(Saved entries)

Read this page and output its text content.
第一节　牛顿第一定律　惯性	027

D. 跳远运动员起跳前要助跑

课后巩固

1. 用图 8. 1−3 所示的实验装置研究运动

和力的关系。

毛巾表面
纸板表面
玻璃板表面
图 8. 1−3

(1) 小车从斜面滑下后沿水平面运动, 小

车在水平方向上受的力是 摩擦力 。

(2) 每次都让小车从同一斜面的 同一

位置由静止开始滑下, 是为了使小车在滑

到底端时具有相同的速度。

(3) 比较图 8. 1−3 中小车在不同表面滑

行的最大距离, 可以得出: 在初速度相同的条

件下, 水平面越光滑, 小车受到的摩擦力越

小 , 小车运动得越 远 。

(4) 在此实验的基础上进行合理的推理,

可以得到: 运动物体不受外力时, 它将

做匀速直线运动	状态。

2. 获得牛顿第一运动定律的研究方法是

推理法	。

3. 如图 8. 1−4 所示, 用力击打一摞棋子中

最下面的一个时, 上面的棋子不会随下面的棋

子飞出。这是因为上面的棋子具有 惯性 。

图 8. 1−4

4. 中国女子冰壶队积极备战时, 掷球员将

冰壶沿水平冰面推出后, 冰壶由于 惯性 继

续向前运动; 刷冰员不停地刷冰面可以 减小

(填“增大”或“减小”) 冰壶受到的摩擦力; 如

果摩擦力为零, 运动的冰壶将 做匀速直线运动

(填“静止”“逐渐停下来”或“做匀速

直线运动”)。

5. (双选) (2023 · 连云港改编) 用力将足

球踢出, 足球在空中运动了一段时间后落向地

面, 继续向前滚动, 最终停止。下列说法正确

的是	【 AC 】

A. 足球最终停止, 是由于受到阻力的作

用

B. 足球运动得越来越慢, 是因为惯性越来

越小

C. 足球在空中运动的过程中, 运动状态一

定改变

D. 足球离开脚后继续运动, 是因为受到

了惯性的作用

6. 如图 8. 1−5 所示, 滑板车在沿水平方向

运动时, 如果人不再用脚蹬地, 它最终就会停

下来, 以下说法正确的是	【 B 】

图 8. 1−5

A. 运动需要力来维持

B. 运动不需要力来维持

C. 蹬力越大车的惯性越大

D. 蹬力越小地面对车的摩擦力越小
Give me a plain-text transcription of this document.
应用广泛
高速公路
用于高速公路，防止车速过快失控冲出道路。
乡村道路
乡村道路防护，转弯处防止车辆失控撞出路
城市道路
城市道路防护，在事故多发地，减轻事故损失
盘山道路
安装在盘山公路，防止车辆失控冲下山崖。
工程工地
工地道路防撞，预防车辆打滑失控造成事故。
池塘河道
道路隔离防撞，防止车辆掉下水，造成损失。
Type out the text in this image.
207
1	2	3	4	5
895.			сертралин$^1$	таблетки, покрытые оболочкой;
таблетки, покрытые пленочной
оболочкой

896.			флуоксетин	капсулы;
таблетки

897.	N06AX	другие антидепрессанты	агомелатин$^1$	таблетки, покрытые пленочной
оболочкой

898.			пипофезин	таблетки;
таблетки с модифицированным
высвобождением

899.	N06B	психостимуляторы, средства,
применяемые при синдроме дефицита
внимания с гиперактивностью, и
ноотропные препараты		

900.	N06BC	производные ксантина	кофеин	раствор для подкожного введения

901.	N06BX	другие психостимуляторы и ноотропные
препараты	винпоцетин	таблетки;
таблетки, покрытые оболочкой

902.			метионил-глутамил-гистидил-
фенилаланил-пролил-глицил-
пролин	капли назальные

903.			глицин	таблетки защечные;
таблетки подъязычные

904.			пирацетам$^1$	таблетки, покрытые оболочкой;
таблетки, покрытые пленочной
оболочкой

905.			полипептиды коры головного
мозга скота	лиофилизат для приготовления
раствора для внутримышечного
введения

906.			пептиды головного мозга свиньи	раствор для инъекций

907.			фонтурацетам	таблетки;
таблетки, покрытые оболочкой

**Challenge:**
Filter the data for the string "покрытые" and copy every line that has it.

**Written response:**
895.			сертралин$^1$	таблетки, покрытые оболочкой;
таблетки, покрытые пленочной
897.	N06AX	другие антидепрессанты	агомелатин$^1$	таблетки, покрытые пленочной
таблетки, покрытые оболочкой
904.			пирацетам$^1$	таблетки, покрытые оболочкой;
таблетки, покрытые пленочной
таблетки, покрытые оболочкой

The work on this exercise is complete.